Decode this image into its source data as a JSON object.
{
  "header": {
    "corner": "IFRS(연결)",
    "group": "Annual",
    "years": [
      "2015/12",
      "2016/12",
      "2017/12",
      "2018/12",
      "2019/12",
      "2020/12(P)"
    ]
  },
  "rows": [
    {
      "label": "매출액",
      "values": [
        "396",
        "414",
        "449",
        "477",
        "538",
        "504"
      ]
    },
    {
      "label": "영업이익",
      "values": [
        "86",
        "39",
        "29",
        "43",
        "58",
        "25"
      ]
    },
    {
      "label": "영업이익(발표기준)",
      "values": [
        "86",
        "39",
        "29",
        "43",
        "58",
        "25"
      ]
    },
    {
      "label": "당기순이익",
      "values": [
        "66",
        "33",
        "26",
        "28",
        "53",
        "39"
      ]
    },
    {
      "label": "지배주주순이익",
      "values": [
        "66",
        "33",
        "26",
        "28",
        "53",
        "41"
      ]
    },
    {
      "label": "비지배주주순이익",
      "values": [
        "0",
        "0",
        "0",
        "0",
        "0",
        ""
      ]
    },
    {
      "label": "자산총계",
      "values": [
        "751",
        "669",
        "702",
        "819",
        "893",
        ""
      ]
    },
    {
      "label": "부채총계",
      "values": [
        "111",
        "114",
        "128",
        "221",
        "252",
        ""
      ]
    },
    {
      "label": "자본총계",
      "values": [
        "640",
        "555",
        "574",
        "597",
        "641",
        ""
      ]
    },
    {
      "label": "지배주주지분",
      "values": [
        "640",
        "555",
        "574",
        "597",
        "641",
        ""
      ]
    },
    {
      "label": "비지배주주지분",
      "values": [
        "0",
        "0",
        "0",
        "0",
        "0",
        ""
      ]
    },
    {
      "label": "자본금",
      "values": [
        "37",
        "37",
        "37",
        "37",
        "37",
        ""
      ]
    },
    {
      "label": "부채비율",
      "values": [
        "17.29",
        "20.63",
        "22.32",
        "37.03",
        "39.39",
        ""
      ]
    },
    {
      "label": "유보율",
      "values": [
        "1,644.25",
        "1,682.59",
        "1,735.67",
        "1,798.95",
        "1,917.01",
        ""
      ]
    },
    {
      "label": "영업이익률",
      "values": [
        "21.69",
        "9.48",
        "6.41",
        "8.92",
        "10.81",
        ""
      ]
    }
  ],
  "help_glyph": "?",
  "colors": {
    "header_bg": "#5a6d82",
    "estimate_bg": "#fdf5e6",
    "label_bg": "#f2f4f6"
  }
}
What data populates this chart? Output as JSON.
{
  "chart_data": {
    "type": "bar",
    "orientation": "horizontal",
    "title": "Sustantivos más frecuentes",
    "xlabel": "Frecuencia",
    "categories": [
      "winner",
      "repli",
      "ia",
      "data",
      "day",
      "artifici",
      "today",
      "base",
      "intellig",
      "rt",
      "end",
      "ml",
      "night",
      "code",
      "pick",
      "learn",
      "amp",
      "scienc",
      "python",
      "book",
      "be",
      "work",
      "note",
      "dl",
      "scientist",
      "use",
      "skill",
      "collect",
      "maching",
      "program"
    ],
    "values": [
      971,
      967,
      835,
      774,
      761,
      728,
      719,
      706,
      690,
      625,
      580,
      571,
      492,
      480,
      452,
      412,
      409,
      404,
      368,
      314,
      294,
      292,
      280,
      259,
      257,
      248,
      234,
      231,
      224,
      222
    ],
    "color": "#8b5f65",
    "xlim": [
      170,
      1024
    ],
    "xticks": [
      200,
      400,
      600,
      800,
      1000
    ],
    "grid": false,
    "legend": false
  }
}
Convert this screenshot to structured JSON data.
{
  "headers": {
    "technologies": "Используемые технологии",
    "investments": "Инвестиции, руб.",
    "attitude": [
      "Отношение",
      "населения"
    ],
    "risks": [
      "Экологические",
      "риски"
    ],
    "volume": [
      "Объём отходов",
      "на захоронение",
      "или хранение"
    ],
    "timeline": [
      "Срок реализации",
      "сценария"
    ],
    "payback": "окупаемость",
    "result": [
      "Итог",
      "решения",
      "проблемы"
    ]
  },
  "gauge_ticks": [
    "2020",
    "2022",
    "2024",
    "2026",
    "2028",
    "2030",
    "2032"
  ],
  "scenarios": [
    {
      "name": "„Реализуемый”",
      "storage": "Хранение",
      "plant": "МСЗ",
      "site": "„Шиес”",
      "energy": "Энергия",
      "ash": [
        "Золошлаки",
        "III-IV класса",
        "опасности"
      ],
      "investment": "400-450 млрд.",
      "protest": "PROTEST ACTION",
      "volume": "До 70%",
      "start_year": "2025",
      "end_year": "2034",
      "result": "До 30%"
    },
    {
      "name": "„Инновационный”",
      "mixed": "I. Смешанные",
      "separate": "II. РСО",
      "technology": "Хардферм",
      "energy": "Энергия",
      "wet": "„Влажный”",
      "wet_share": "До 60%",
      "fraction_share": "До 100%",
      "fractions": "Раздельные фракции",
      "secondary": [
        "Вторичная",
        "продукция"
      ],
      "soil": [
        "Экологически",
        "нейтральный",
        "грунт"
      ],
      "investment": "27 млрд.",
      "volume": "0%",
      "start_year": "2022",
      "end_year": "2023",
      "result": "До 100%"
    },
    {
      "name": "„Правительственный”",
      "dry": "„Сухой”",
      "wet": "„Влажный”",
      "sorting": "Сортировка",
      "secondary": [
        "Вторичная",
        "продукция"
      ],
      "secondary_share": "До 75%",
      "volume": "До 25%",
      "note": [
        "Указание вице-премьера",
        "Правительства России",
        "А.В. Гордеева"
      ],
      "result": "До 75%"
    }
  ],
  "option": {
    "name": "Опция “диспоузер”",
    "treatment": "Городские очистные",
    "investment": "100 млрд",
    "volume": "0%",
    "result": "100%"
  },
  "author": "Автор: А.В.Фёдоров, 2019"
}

......

### Requirement:
Show each line in the entries that holds the string "this".

### The answer:
Decode this image into its source data as a JSON object.
What data populates this chart? Output as JSON.
Convert this screenshot to structured JSON data.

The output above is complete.